[Items listed in a dataset]

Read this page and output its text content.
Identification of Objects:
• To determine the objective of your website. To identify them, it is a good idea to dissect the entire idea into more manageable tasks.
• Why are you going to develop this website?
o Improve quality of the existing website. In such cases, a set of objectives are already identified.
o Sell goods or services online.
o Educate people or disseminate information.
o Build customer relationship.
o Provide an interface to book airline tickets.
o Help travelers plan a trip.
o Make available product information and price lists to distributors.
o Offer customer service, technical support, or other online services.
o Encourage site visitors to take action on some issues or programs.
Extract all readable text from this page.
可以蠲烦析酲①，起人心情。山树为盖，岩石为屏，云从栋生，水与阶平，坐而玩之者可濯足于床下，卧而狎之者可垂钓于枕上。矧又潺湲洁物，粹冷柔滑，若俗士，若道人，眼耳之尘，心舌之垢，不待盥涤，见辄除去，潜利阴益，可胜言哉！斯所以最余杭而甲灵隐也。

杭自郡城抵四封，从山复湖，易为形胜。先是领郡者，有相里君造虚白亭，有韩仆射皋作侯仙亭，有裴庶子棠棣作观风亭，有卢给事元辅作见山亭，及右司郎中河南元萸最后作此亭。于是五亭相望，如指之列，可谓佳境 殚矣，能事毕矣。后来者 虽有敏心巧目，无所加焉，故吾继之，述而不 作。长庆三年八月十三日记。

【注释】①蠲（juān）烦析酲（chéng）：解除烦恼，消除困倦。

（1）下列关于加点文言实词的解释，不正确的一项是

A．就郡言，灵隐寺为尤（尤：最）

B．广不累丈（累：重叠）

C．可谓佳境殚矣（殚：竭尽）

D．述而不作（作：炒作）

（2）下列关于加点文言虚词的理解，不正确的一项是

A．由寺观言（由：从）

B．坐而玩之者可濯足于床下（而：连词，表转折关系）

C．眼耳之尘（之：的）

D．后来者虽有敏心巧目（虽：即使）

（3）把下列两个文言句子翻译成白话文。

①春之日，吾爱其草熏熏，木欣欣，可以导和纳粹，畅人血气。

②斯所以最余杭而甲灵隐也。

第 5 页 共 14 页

• Description of the task
From the line with "Extract all readable text from this page." to the last line of the material, give every line again exactly, and only those lines.

• Result
Extract all readable text from this page.
可以蠲烦析酲①，起人心情。山树为盖，岩石为屏，云从栋生，水与阶平，坐而玩之者可濯足于床下，卧而狎之者可垂钓于枕上。矧又潺湲洁物，粹冷柔滑，若俗士，若道人，眼耳之尘，心舌之垢，不待盥涤，见辄除去，潜利阴益，可胜言哉！斯所以最余杭而甲灵隐也。

杭自郡城抵四封，从山复湖，易为形胜。先是领郡者，有相里君造虚白亭，有韩仆射皋作侯仙亭，有裴庶子棠棣作观风亭，有卢给事元辅作见山亭，及右司郎中河南元萸最后作此亭。于是五亭相望，如指之列，可谓佳境 殚矣，能事毕矣。后来者 虽有敏心巧目，无所加焉，故吾继之，述而不 作。长庆三年八月十三日记。

【注释】①蠲（juān）烦析酲（chéng）：解除烦恼，消除困倦。

（1）下列关于加点文言实词的解释，不正确的一项是

A．就郡言，灵隐寺为尤（尤：最）

B．广不累丈（累：重叠）

C．可谓佳境殚矣（殚：竭尽）

D．述而不作（作：炒作）

（2）下列关于加点文言虚词的理解，不正确的一项是

A．由寺观言（由：从）

B．坐而玩之者可濯足于床下（而：连词，表转折关系）

C．眼耳之尘（之：的）

D．后来者虽有敏心巧目（虽：即使）

（3）把下列两个文言句子翻译成白话文。

①春之日，吾爱其草熏熏，木欣欣，可以导和纳粹，畅人血气。

②斯所以最余杭而甲灵隐也。

第 5 页 共 14 页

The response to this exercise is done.